[Listed records Boundary: Start]
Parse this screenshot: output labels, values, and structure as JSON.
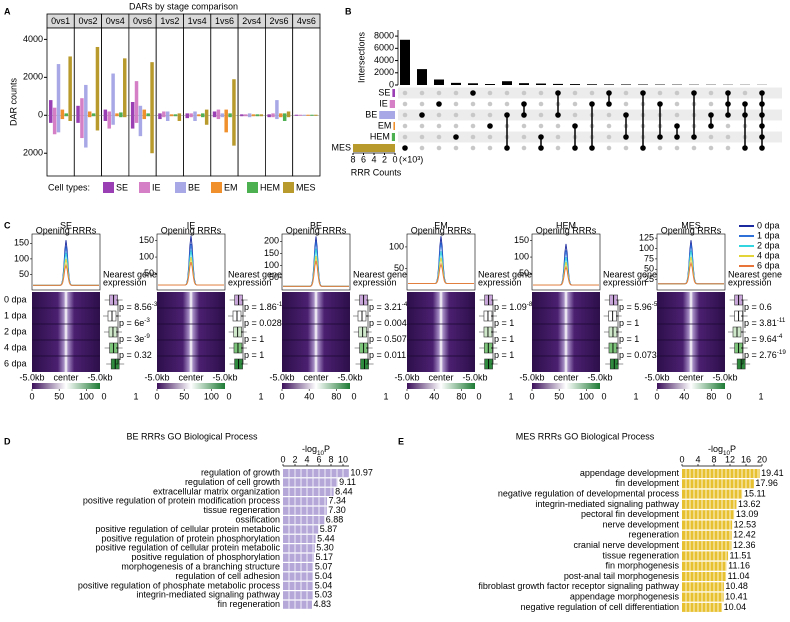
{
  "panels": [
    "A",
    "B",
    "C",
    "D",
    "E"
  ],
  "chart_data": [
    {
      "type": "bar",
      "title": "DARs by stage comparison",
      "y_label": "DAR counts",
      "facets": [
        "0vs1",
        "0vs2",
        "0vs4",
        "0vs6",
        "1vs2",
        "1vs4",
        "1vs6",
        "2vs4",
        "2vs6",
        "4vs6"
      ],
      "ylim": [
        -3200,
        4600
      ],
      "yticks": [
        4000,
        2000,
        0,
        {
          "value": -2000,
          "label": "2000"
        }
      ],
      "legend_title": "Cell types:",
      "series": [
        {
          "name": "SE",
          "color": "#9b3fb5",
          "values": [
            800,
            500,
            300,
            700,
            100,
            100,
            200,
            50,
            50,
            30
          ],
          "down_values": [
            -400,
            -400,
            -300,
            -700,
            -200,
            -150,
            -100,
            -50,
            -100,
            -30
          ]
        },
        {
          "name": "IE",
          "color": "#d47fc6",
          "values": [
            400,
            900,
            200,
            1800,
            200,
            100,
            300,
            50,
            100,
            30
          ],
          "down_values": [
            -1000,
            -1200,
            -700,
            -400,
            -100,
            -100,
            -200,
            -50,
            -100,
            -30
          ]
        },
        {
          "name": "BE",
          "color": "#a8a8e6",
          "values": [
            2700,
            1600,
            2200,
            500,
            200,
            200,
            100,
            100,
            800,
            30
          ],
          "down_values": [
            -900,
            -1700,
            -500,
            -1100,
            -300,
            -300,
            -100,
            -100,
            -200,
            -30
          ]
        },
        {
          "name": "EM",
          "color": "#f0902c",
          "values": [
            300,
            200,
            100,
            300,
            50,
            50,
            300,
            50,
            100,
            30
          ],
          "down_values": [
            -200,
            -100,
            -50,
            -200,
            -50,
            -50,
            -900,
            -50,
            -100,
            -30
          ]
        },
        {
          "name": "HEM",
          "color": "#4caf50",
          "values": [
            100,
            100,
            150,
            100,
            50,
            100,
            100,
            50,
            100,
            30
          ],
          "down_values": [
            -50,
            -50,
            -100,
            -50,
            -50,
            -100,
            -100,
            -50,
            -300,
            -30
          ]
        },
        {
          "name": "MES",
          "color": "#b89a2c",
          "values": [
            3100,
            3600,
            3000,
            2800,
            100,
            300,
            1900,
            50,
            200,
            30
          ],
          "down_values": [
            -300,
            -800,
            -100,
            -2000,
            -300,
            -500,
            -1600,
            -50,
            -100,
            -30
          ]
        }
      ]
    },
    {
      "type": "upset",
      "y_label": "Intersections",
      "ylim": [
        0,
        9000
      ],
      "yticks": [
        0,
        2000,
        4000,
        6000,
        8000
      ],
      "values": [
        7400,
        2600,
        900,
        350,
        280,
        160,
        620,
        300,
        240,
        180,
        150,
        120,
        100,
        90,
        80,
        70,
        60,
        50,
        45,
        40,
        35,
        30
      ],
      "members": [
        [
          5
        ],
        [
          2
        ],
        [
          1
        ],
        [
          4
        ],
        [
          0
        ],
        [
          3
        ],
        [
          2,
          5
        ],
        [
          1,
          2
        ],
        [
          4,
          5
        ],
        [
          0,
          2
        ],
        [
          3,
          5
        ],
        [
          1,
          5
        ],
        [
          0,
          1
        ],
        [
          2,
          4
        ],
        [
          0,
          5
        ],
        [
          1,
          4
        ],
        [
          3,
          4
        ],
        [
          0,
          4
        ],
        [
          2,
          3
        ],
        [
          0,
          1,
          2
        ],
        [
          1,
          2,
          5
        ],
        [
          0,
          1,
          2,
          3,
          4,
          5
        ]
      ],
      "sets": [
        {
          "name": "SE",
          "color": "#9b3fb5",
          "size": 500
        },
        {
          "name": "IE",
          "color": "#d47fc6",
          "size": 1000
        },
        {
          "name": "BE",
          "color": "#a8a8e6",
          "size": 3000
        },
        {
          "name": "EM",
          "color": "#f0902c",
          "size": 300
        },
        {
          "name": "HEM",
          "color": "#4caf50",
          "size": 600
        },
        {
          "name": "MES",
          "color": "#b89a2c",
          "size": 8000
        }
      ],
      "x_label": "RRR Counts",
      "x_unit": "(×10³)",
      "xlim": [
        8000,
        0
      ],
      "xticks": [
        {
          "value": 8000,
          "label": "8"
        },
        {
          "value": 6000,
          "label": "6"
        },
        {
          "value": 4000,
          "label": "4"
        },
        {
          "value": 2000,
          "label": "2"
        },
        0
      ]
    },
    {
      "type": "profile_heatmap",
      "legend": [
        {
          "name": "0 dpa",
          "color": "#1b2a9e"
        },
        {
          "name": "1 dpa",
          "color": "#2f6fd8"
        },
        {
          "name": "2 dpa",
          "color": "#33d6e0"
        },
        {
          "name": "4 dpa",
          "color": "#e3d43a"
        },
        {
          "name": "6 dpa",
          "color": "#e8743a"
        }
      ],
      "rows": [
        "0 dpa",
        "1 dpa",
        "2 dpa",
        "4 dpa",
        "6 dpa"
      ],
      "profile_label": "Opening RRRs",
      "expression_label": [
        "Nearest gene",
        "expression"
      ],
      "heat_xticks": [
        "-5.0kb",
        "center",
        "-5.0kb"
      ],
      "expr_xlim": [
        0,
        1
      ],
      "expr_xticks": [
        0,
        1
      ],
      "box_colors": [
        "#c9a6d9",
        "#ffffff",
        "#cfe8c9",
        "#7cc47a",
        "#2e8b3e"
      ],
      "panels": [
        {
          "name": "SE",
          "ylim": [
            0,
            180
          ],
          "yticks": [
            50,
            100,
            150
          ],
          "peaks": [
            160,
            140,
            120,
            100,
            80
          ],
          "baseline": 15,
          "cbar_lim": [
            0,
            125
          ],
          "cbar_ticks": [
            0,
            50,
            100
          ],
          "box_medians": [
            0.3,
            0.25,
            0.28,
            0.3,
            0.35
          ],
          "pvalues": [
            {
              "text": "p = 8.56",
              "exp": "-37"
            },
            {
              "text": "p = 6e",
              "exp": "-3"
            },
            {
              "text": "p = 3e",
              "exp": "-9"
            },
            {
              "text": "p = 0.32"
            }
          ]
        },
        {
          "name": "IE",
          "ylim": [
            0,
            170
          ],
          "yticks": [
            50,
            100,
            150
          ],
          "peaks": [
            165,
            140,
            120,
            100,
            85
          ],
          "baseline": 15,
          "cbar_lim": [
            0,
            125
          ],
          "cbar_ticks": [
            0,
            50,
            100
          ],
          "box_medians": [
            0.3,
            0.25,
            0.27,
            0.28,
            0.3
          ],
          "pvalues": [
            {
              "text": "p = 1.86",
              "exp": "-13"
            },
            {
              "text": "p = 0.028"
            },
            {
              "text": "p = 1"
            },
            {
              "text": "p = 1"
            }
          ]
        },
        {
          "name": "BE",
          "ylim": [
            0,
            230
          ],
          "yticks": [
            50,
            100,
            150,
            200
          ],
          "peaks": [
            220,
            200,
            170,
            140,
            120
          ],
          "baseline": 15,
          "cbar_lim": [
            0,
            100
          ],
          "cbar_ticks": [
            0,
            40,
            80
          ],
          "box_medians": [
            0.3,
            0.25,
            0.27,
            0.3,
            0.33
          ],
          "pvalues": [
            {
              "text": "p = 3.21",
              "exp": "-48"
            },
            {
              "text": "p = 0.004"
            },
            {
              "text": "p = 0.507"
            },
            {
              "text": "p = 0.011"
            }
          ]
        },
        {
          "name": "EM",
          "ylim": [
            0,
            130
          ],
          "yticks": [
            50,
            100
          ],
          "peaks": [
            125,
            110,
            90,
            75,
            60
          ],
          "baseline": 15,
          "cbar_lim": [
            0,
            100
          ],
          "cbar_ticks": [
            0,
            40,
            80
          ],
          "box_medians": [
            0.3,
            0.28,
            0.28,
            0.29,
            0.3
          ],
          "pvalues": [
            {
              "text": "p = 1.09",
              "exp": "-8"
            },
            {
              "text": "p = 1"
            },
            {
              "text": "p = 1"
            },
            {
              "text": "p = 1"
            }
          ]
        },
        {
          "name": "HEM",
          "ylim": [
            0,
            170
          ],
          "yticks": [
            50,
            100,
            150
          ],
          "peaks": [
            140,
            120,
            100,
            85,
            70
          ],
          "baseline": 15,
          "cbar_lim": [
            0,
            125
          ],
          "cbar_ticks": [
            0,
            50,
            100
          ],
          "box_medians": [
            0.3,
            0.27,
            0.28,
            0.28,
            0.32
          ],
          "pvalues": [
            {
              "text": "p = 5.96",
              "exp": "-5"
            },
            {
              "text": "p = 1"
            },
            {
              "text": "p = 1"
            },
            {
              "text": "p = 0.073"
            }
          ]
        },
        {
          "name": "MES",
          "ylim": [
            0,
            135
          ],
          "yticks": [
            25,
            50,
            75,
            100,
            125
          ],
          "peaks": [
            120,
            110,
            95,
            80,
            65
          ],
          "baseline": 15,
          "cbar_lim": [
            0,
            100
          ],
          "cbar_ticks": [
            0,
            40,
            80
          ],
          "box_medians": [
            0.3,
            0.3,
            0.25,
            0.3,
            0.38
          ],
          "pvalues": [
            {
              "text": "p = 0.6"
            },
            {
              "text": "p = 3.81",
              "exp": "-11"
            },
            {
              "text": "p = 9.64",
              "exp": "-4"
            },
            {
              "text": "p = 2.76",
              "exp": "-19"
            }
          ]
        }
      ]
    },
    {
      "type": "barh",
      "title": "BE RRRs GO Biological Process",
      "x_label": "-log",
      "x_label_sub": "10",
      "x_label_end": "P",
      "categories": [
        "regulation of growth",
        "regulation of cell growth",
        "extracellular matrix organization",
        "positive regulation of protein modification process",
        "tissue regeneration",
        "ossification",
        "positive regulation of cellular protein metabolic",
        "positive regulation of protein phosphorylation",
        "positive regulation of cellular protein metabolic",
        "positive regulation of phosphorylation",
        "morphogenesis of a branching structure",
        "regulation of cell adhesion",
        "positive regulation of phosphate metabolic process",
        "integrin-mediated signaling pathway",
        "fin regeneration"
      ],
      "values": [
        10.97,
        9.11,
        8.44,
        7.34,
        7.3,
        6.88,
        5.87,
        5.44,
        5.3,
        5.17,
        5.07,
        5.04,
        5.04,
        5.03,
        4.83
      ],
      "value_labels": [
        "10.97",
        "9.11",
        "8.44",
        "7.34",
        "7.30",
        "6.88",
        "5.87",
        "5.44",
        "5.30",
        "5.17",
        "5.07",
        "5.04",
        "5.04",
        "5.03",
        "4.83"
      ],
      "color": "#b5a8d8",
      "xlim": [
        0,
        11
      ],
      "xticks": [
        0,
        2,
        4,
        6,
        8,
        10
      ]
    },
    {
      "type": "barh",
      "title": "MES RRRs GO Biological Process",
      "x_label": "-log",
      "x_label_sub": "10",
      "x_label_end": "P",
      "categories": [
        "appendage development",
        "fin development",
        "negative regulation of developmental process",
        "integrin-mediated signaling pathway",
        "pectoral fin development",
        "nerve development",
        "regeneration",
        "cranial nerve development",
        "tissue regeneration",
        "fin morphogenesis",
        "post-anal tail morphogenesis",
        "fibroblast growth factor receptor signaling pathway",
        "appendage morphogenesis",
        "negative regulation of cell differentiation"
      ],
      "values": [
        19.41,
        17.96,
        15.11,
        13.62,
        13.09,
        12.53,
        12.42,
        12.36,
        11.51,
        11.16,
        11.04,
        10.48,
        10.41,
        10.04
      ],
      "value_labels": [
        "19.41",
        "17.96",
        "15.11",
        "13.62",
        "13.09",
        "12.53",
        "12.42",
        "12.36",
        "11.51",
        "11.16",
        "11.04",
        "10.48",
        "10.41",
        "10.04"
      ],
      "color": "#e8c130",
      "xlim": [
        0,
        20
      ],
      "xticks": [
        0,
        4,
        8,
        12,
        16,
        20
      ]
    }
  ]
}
[Listed records Boundary: End]
Instructions for the task: Find the word "regulation" in the material, then list each line that holds it.

Answer space:
        "regulation of growth",
        "regulation of cell growth",
        "positive regulation of protein modification process",
        "positive regulation of cellular protein metabolic",
        "positive regulation of protein phosphorylation",
        "positive regulation of cellular protein metabolic",
        "positive regulation of phosphorylation",
        "regulation of cell adhesion",
        "positive regulation of phosphate metabolic process",
        "negative regulation of developmental process",
        "negative regulation of cell differentiation"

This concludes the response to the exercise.